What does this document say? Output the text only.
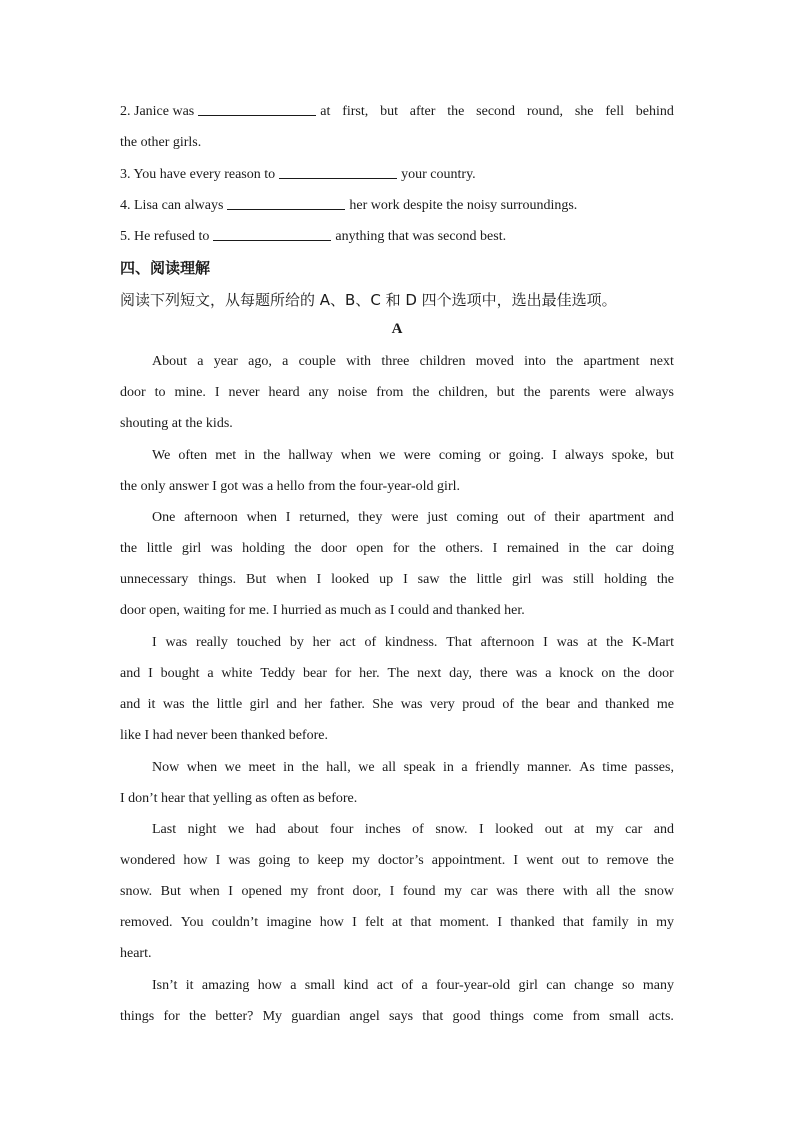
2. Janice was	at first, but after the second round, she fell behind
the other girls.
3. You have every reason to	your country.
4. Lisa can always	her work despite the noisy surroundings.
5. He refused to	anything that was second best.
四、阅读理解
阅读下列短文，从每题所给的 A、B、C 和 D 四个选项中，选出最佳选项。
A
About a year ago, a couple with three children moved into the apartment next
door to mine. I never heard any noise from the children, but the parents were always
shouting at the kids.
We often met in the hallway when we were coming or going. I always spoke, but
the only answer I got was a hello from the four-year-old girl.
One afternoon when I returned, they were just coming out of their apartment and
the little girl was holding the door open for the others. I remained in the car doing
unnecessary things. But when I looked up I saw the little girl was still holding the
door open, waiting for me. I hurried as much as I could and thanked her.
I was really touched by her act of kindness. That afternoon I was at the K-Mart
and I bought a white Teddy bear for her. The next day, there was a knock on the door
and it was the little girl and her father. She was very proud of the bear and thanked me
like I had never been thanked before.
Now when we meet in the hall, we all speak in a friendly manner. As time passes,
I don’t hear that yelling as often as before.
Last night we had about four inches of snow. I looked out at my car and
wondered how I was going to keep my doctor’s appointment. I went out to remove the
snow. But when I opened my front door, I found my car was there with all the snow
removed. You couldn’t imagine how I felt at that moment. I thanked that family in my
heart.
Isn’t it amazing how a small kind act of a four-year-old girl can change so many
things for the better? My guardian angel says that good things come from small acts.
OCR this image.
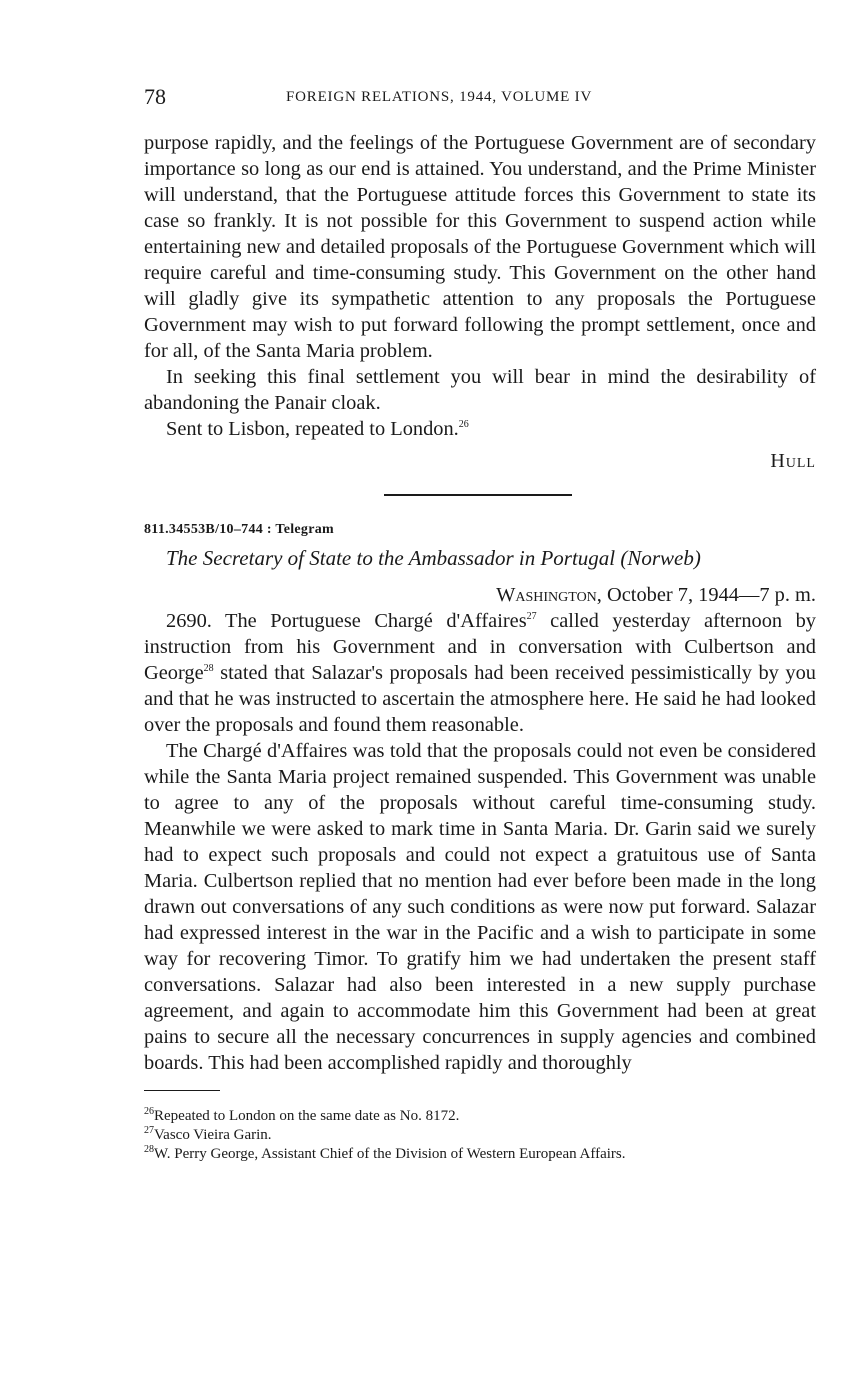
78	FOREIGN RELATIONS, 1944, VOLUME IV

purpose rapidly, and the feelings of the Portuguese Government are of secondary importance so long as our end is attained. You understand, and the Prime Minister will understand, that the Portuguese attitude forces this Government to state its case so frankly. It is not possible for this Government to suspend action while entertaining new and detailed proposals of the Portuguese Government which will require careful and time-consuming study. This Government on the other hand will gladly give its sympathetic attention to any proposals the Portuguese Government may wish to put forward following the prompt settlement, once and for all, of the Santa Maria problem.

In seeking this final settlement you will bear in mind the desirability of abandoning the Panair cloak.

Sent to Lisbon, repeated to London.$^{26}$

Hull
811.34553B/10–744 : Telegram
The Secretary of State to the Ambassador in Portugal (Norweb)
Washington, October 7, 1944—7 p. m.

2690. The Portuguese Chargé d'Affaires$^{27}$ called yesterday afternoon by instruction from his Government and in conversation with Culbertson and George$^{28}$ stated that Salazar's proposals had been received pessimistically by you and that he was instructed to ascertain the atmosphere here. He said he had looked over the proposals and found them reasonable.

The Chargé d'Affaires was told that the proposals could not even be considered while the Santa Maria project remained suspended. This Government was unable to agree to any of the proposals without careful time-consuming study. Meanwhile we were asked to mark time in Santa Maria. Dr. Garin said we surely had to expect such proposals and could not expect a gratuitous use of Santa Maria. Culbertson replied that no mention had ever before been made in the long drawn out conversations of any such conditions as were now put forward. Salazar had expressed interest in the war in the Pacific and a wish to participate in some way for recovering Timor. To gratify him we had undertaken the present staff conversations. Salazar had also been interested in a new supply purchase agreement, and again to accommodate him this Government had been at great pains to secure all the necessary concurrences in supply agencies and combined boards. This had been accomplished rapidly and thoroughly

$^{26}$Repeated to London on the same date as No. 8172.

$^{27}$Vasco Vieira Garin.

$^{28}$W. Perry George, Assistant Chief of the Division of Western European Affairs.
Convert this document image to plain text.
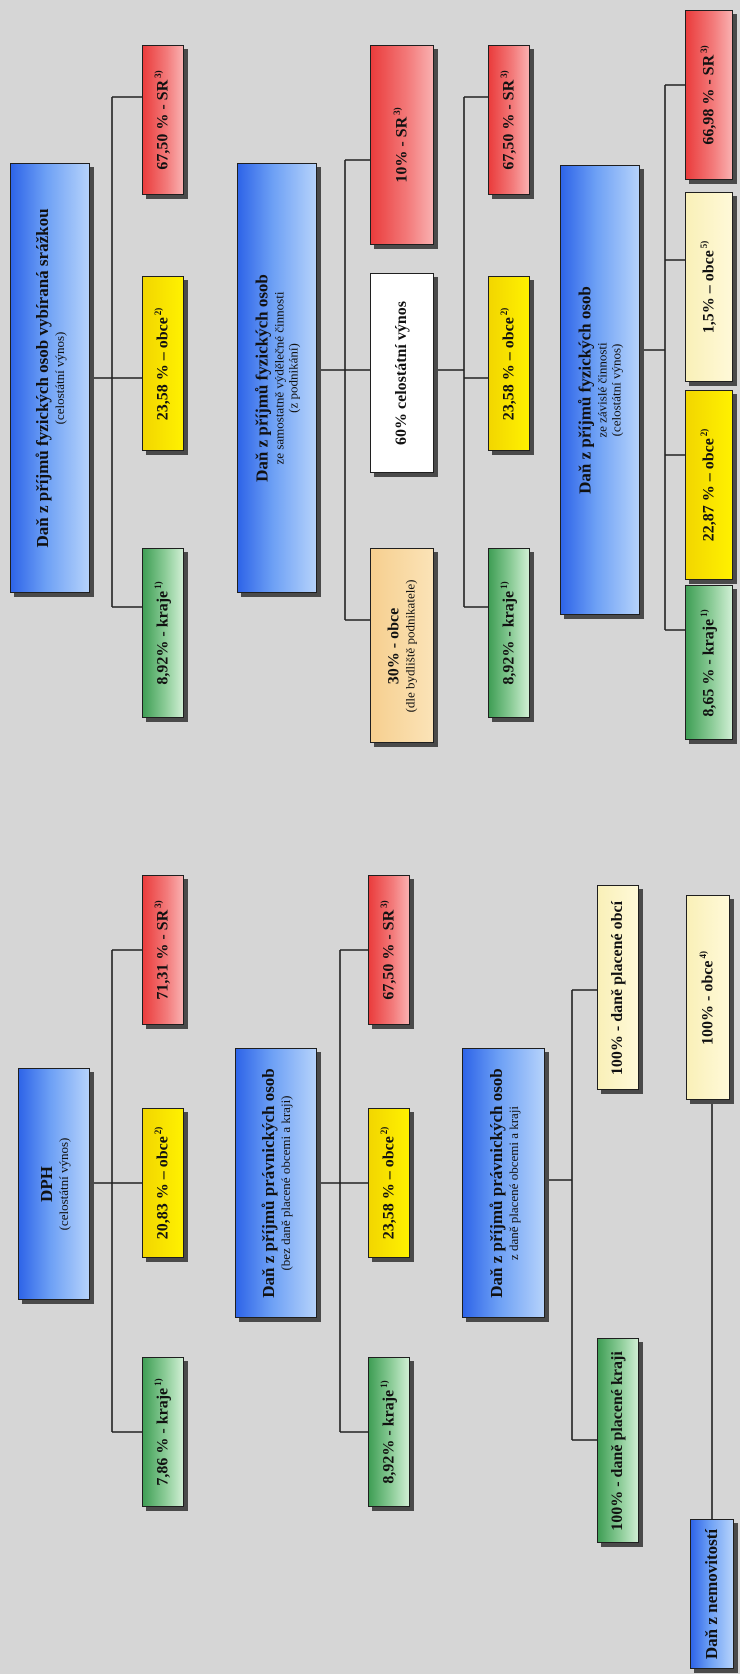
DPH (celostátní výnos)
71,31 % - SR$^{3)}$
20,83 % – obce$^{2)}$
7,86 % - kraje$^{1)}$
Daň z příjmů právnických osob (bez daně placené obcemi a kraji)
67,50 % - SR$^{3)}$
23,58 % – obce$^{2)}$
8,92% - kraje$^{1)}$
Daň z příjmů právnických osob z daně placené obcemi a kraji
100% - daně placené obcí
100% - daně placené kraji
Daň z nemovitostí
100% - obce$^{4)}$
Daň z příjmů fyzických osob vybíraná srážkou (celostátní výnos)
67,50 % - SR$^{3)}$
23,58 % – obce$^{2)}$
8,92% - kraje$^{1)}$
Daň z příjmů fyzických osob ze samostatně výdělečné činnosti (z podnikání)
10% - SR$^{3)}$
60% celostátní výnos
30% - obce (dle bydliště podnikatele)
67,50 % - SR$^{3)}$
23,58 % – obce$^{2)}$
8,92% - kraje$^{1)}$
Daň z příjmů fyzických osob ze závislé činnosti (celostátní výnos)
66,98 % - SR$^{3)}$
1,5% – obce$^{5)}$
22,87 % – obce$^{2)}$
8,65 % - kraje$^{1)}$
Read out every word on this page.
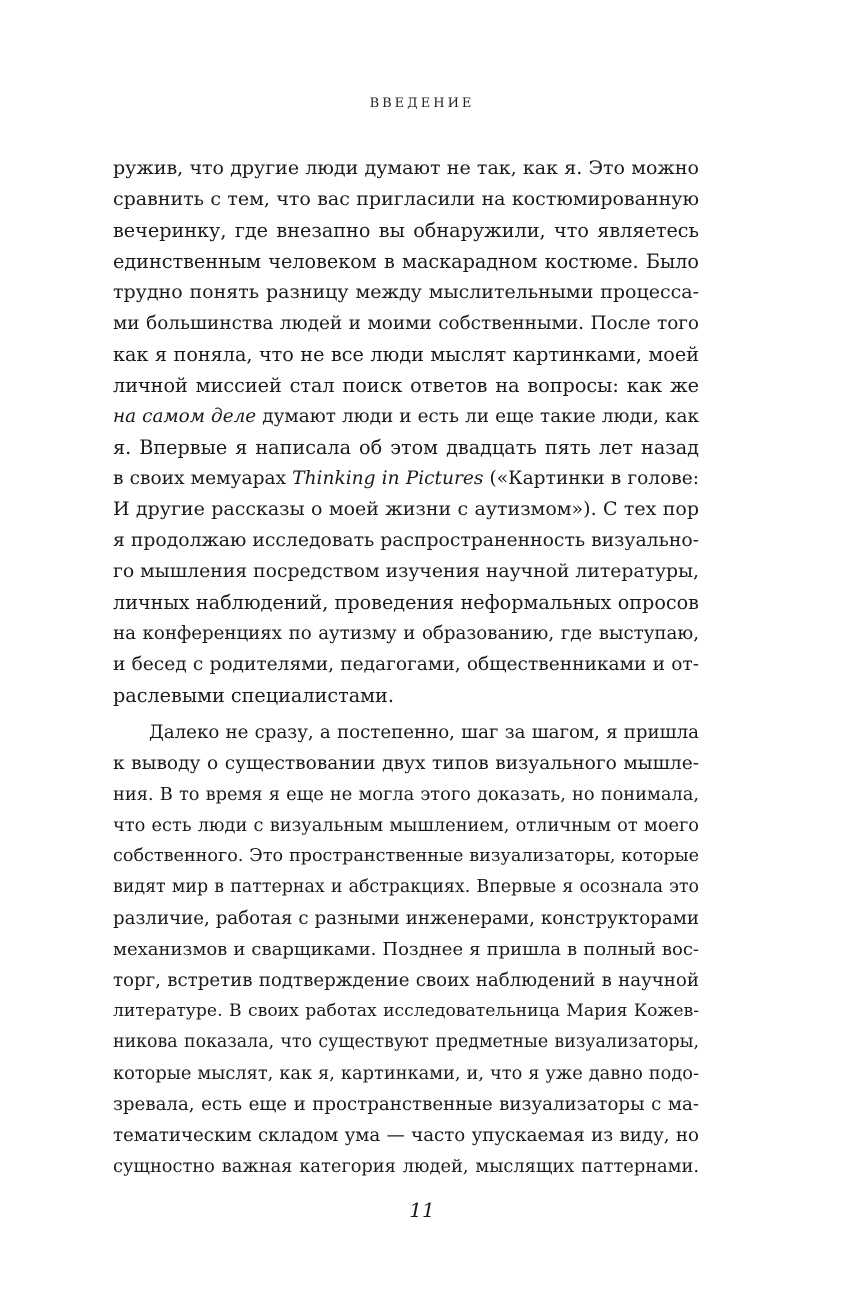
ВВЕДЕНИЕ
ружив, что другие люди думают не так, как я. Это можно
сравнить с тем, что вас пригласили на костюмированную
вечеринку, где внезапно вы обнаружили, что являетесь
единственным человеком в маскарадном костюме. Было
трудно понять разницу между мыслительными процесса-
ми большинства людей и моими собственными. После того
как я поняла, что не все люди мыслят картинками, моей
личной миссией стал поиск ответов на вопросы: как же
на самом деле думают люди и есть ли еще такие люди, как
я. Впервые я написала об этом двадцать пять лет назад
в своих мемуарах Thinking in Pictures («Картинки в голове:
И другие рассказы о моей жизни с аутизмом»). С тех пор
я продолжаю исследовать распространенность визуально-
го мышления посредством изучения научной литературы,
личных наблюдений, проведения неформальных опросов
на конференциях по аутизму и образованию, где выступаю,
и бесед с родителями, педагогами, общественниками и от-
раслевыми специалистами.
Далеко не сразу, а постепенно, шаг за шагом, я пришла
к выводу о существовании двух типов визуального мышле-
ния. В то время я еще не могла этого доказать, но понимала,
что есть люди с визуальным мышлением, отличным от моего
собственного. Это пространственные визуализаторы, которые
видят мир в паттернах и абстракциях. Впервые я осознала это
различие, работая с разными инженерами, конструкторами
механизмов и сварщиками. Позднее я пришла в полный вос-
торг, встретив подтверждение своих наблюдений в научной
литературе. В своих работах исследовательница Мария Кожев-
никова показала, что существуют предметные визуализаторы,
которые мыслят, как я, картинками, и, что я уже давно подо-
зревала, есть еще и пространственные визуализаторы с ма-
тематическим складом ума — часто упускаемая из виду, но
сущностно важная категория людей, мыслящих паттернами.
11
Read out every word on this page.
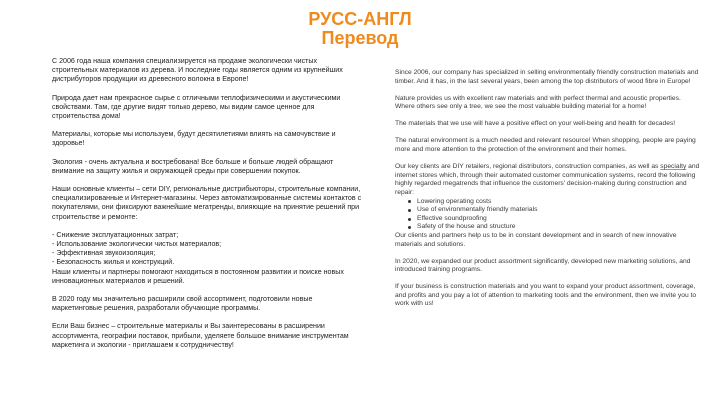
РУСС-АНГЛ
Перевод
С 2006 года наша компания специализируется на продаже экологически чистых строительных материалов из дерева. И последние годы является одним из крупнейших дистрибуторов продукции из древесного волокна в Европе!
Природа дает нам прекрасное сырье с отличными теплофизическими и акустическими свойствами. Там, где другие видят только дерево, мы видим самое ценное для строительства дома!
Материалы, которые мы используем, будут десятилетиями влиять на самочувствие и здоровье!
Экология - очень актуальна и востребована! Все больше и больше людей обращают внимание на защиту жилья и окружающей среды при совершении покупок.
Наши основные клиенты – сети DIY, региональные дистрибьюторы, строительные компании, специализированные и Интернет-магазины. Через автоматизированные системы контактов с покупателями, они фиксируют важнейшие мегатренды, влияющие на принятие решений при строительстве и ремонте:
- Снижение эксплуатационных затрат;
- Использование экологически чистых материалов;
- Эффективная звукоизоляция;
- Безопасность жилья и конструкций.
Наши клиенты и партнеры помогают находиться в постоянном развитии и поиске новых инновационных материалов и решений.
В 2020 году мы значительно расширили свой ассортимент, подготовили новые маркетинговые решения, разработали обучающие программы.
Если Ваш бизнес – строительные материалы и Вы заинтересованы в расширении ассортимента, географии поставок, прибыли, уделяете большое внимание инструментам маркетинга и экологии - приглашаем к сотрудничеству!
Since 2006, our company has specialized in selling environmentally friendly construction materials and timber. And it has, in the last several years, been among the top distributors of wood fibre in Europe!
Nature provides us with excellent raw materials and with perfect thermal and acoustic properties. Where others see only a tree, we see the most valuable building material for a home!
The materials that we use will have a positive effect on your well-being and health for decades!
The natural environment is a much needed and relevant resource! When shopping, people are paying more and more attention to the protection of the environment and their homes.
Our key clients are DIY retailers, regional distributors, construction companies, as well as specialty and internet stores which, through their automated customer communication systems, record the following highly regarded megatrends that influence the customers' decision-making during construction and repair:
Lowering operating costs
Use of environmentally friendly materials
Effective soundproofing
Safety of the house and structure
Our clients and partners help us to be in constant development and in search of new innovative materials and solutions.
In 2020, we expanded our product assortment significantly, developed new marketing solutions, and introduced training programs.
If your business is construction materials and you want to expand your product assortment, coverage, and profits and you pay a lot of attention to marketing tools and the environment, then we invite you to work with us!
◆ ◆ ◆
Extract every line containing the string "apartment" from the data above.

[FINISHED EXERCISE]
About a year ago, a couple with three children moved into the apartment next
One afternoon when I returned, they were just coming out of their apartment and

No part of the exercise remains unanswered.